La grande exclusion par Gilles Bernheim, Grand Rabbin de France

Pourquoi de nouveau, prendre la parole sur la grande exclusion ? Que visons-nous encore en accolant ces deux mots, «grande» et «exclusion» ? Reste-t-il quelque chose à dire au sujet de ce phénomène? Et quel sens a la rencontre entre un rabbin et un acteur social ?

Pour moi, en réalité, la question est inverse. La visibilité de la grande exclusion est toute théorique. En fait, l’urgence sociale qui la sous-tend demeure en grande partie, quant à elle, totalement invisible. Il s’agit donc de savoir comment rompre le silence qui l’entoure, comment sortir de la perversion de l’urgence, qui la détourne pour mieux la masquer, comment faire entendre la souffrance psychique qui se cache derrière ce terme de grande exclusion. Comment imposer cette idée, capitale: on ne tombe pas dans la grande exclusion par hasard, sans un ensemble de carences qui, pour certaines, remontent à l’enfance, pour d’autres surgissent sous les coups du réel.

[Extrait d'un fichier de données]
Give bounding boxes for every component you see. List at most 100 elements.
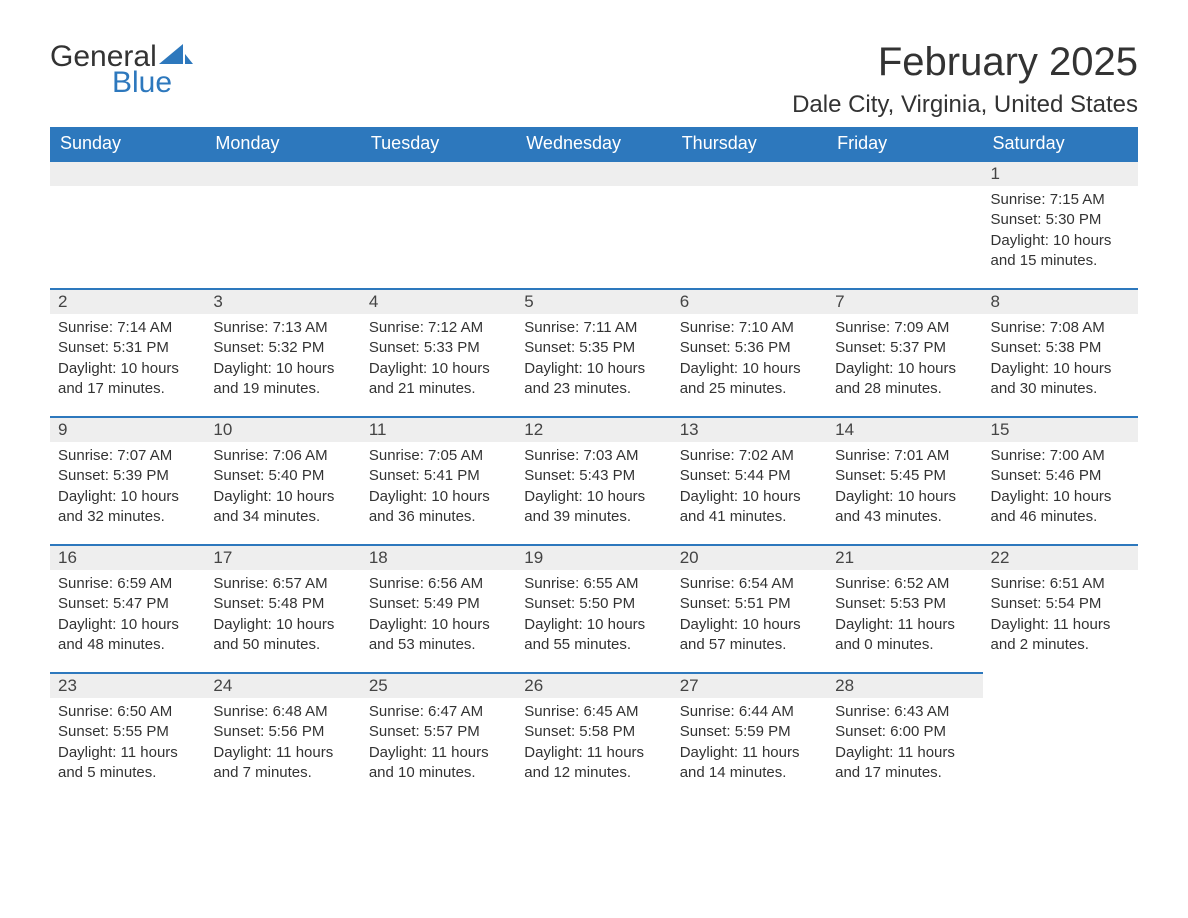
day-cell: 16Sunrise: 6:59 AMSunset: 5:47 PMDayligh… — [50, 544, 205, 672]
sunrise-text: Sunrise: 7:15 AM — [991, 190, 1130, 210]
sunrise-text: Sunrise: 6:48 AM — [213, 702, 352, 722]
day-detail: Sunrise: 7:01 AMSunset: 5:45 PMDaylight:… — [827, 442, 982, 531]
daylight-text: Daylight: 11 hours and 7 minutes. — [213, 743, 352, 784]
empty-day-bar — [361, 160, 516, 186]
day-number: 24 — [205, 672, 360, 698]
week-row: 9Sunrise: 7:07 AMSunset: 5:39 PMDaylight… — [50, 416, 1138, 544]
day-detail: Sunrise: 7:15 AMSunset: 5:30 PMDaylight:… — [983, 186, 1138, 275]
day-cell: 9Sunrise: 7:07 AMSunset: 5:39 PMDaylight… — [50, 416, 205, 544]
day-cell: 14Sunrise: 7:01 AMSunset: 5:45 PMDayligh… — [827, 416, 982, 544]
day-detail: Sunrise: 7:14 AMSunset: 5:31 PMDaylight:… — [50, 314, 205, 403]
day-number: 3 — [205, 288, 360, 314]
sunset-text: Sunset: 5:30 PM — [991, 210, 1130, 230]
day-detail: Sunrise: 6:43 AMSunset: 6:00 PMDaylight:… — [827, 698, 982, 787]
daylight-text: Daylight: 11 hours and 5 minutes. — [58, 743, 197, 784]
day-number: 19 — [516, 544, 671, 570]
day-number: 9 — [50, 416, 205, 442]
day-cell: 26Sunrise: 6:45 AMSunset: 5:58 PMDayligh… — [516, 672, 671, 800]
daylight-text: Daylight: 10 hours and 21 minutes. — [369, 359, 508, 400]
day-header: Tuesday — [361, 127, 516, 160]
day-number: 21 — [827, 544, 982, 570]
day-detail: Sunrise: 6:59 AMSunset: 5:47 PMDaylight:… — [50, 570, 205, 659]
day-detail: Sunrise: 6:48 AMSunset: 5:56 PMDaylight:… — [205, 698, 360, 787]
day-cell — [983, 672, 1138, 800]
day-detail: Sunrise: 7:12 AMSunset: 5:33 PMDaylight:… — [361, 314, 516, 403]
page-header: General Blue February 2025 Dale City, Vi… — [50, 40, 1138, 119]
logo: General Blue — [50, 40, 193, 100]
sunset-text: Sunset: 5:37 PM — [835, 338, 974, 358]
sunset-text: Sunset: 5:50 PM — [524, 594, 663, 614]
day-header: Monday — [205, 127, 360, 160]
sunset-text: Sunset: 5:39 PM — [58, 466, 197, 486]
day-detail: Sunrise: 7:10 AMSunset: 5:36 PMDaylight:… — [672, 314, 827, 403]
day-detail: Sunrise: 6:50 AMSunset: 5:55 PMDaylight:… — [50, 698, 205, 787]
sunset-text: Sunset: 5:48 PM — [213, 594, 352, 614]
day-detail: Sunrise: 6:51 AMSunset: 5:54 PMDaylight:… — [983, 570, 1138, 659]
day-cell: 23Sunrise: 6:50 AMSunset: 5:55 PMDayligh… — [50, 672, 205, 800]
day-number: 2 — [50, 288, 205, 314]
week-row: 16Sunrise: 6:59 AMSunset: 5:47 PMDayligh… — [50, 544, 1138, 672]
day-header: Sunday — [50, 127, 205, 160]
daylight-text: Daylight: 11 hours and 14 minutes. — [680, 743, 819, 784]
day-cell: 12Sunrise: 7:03 AMSunset: 5:43 PMDayligh… — [516, 416, 671, 544]
calendar-table: SundayMondayTuesdayWednesdayThursdayFrid… — [50, 127, 1138, 800]
day-cell: 1Sunrise: 7:15 AMSunset: 5:30 PMDaylight… — [983, 160, 1138, 288]
sunset-text: Sunset: 5:57 PM — [369, 722, 508, 742]
sunrise-text: Sunrise: 7:14 AM — [58, 318, 197, 338]
sunset-text: Sunset: 6:00 PM — [835, 722, 974, 742]
day-number: 15 — [983, 416, 1138, 442]
sunrise-text: Sunrise: 6:45 AM — [524, 702, 663, 722]
day-number: 26 — [516, 672, 671, 698]
day-cell — [50, 160, 205, 288]
day-cell: 27Sunrise: 6:44 AMSunset: 5:59 PMDayligh… — [672, 672, 827, 800]
sunrise-text: Sunrise: 6:56 AM — [369, 574, 508, 594]
sunset-text: Sunset: 5:40 PM — [213, 466, 352, 486]
day-detail: Sunrise: 7:08 AMSunset: 5:38 PMDaylight:… — [983, 314, 1138, 403]
day-number: 8 — [983, 288, 1138, 314]
sunset-text: Sunset: 5:51 PM — [680, 594, 819, 614]
sunset-text: Sunset: 5:44 PM — [680, 466, 819, 486]
sunset-text: Sunset: 5:35 PM — [524, 338, 663, 358]
day-cell: 6Sunrise: 7:10 AMSunset: 5:36 PMDaylight… — [672, 288, 827, 416]
day-number: 18 — [361, 544, 516, 570]
day-detail: Sunrise: 7:11 AMSunset: 5:35 PMDaylight:… — [516, 314, 671, 403]
sunset-text: Sunset: 5:59 PM — [680, 722, 819, 742]
day-number: 4 — [361, 288, 516, 314]
daylight-text: Daylight: 10 hours and 15 minutes. — [991, 231, 1130, 272]
sunset-text: Sunset: 5:53 PM — [835, 594, 974, 614]
day-detail: Sunrise: 6:45 AMSunset: 5:58 PMDaylight:… — [516, 698, 671, 787]
day-detail: Sunrise: 7:07 AMSunset: 5:39 PMDaylight:… — [50, 442, 205, 531]
sunset-text: Sunset: 5:38 PM — [991, 338, 1130, 358]
sunrise-text: Sunrise: 7:11 AM — [524, 318, 663, 338]
day-cell: 24Sunrise: 6:48 AMSunset: 5:56 PMDayligh… — [205, 672, 360, 800]
day-number: 13 — [672, 416, 827, 442]
day-cell: 13Sunrise: 7:02 AMSunset: 5:44 PMDayligh… — [672, 416, 827, 544]
daylight-text: Daylight: 10 hours and 43 minutes. — [835, 487, 974, 528]
daylight-text: Daylight: 10 hours and 50 minutes. — [213, 615, 352, 656]
sunrise-text: Sunrise: 6:55 AM — [524, 574, 663, 594]
sunset-text: Sunset: 5:36 PM — [680, 338, 819, 358]
title-block: February 2025 Dale City, Virginia, Unite… — [792, 40, 1138, 119]
daylight-text: Daylight: 10 hours and 55 minutes. — [524, 615, 663, 656]
day-detail: Sunrise: 6:47 AMSunset: 5:57 PMDaylight:… — [361, 698, 516, 787]
day-detail: Sunrise: 7:06 AMSunset: 5:40 PMDaylight:… — [205, 442, 360, 531]
sunset-text: Sunset: 5:32 PM — [213, 338, 352, 358]
empty-day-bar — [672, 160, 827, 186]
day-cell: 7Sunrise: 7:09 AMSunset: 5:37 PMDaylight… — [827, 288, 982, 416]
day-cell — [827, 160, 982, 288]
day-cell: 17Sunrise: 6:57 AMSunset: 5:48 PMDayligh… — [205, 544, 360, 672]
day-cell: 22Sunrise: 6:51 AMSunset: 5:54 PMDayligh… — [983, 544, 1138, 672]
week-row: 23Sunrise: 6:50 AMSunset: 5:55 PMDayligh… — [50, 672, 1138, 800]
day-cell: 4Sunrise: 7:12 AMSunset: 5:33 PMDaylight… — [361, 288, 516, 416]
empty-day-bar — [827, 160, 982, 186]
week-row: 2Sunrise: 7:14 AMSunset: 5:31 PMDaylight… — [50, 288, 1138, 416]
day-cell — [516, 160, 671, 288]
sunrise-text: Sunrise: 7:05 AM — [369, 446, 508, 466]
daylight-text: Daylight: 10 hours and 48 minutes. — [58, 615, 197, 656]
day-detail: Sunrise: 6:44 AMSunset: 5:59 PMDaylight:… — [672, 698, 827, 787]
day-cell: 11Sunrise: 7:05 AMSunset: 5:41 PMDayligh… — [361, 416, 516, 544]
day-cell: 5Sunrise: 7:11 AMSunset: 5:35 PMDaylight… — [516, 288, 671, 416]
day-number: 14 — [827, 416, 982, 442]
day-detail: Sunrise: 6:57 AMSunset: 5:48 PMDaylight:… — [205, 570, 360, 659]
day-header-row: SundayMondayTuesdayWednesdayThursdayFrid… — [50, 127, 1138, 160]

• CONSIGNE 1: D'après le texte sur la grande exclusion, qu'est-ce qui demeure en grande partie totalement invisible ?
• CONSIGNE 2: Citez mot pour mot tout le passage du texte sur la grande exclusion, depuis « Pour moi, en » jusqu'à « coups du réel. ».

• RÉPONSE COMPLÈTE 1: L'urgence sociale qui sous-tend la grande exclusion.

• RÉPONSE COMPLÈTE 2:
Pour moi, en réalité, la question est inverse. La visibilité de la grande exclusion est toute théorique. En fait, l’urgence sociale qui la sous-tend demeure en grande partie, quant à elle, totalement invisible. Il s’agit donc de savoir comment rompre le silence qui l’entoure, comment sortir de la perversion de l’urgence, qui la détourne pour mieux la masquer, comment faire entendre la souffrance psychique qui se cache derrière ce terme de grande exclusion. Comment imposer cette idée, capitale: on ne tombe pas dans la grande exclusion par hasard, sans un ensemble de carences qui, pour certaines, remontent à l’enfance, pour d’autres surgissent sous les coups du réel.